> [To do] Reproduce the data below word for word, from its first line through the line that contains "series-point-multipath-fading: [255, 173, 259, 177]", including both.
[begin Recorded information]
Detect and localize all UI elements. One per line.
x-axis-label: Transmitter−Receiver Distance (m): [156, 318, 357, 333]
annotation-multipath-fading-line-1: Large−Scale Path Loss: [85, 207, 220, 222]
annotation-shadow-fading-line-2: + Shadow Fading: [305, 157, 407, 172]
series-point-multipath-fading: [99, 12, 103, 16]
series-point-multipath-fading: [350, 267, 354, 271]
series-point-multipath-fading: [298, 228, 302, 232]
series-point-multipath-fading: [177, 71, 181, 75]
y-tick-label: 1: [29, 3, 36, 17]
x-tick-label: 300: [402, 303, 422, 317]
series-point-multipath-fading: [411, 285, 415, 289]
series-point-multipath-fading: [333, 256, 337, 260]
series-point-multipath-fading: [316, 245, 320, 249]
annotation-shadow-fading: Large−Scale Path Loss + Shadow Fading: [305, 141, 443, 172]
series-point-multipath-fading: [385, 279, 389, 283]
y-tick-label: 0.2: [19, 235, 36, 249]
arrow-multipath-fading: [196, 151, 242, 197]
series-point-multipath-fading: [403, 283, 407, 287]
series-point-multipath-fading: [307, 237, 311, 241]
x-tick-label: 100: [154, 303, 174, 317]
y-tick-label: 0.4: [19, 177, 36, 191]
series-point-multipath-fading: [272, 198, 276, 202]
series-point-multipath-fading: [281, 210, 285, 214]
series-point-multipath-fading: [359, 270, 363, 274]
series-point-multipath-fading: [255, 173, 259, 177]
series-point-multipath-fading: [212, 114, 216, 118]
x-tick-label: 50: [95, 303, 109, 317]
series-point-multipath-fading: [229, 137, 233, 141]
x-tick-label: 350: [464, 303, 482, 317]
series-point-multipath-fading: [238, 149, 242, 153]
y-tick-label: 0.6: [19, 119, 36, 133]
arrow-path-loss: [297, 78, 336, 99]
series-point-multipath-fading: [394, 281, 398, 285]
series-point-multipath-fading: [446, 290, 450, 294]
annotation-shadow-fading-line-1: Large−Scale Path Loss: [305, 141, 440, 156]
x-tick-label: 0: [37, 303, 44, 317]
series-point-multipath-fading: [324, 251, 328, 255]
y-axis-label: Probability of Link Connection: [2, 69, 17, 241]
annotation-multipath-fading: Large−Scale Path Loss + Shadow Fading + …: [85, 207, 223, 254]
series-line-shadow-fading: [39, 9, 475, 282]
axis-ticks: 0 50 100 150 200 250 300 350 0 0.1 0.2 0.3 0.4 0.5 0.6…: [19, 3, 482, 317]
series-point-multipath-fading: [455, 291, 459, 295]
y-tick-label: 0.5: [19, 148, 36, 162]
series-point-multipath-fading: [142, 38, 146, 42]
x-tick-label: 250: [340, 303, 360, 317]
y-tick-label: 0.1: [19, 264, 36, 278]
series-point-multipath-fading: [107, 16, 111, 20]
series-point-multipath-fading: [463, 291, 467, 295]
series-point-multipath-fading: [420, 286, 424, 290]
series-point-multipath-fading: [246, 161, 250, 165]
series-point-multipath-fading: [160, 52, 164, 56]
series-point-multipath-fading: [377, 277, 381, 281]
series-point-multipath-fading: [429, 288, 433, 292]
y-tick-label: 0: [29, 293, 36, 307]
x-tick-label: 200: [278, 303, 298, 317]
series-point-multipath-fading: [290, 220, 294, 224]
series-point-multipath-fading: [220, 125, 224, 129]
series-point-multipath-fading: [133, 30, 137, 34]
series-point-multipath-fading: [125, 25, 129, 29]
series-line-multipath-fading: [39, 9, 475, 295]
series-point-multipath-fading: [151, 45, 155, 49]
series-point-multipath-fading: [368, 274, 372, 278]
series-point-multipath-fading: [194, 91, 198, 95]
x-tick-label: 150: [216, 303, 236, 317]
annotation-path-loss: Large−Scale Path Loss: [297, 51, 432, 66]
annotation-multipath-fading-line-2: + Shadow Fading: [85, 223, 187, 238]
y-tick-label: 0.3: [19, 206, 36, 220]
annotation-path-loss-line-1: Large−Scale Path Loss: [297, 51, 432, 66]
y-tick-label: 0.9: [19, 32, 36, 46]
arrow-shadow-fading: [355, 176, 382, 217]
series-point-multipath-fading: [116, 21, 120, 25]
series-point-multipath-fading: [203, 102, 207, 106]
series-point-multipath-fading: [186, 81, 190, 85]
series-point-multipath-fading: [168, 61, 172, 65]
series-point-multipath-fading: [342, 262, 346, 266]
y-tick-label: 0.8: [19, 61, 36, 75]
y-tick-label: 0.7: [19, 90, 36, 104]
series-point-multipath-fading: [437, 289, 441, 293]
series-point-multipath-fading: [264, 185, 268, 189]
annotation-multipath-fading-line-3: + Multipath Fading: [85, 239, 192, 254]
[end Recorded information]
> [Solution for this exercise]
Detect and localize all UI elements. One per line.
x-axis-label: Transmitter−Receiver Distance (m): [156, 318, 357, 333]
annotation-multipath-fading-line-1: Large−Scale Path Loss: [85, 207, 220, 222]
annotation-shadow-fading-line-2: + Shadow Fading: [305, 157, 407, 172]
series-point-multipath-fading: [99, 12, 103, 16]
series-point-multipath-fading: [350, 267, 354, 271]
series-point-multipath-fading: [298, 228, 302, 232]
series-point-multipath-fading: [177, 71, 181, 75]
y-tick-label: 1: [29, 3, 36, 17]
x-tick-label: 300: [402, 303, 422, 317]
series-point-multipath-fading: [411, 285, 415, 289]
series-point-multipath-fading: [333, 256, 337, 260]
series-point-multipath-fading: [316, 245, 320, 249]
annotation-shadow-fading: Large−Scale Path Loss + Shadow Fading: [305, 141, 443, 172]
series-point-multipath-fading: [385, 279, 389, 283]
y-tick-label: 0.2: [19, 235, 36, 249]
arrow-multipath-fading: [196, 151, 242, 197]
series-point-multipath-fading: [403, 283, 407, 287]
series-point-multipath-fading: [307, 237, 311, 241]
x-tick-label: 100: [154, 303, 174, 317]
y-tick-label: 0.4: [19, 177, 36, 191]
series-point-multipath-fading: [272, 198, 276, 202]
series-point-multipath-fading: [281, 210, 285, 214]
series-point-multipath-fading: [359, 270, 363, 274]
series-point-multipath-fading: [255, 173, 259, 177]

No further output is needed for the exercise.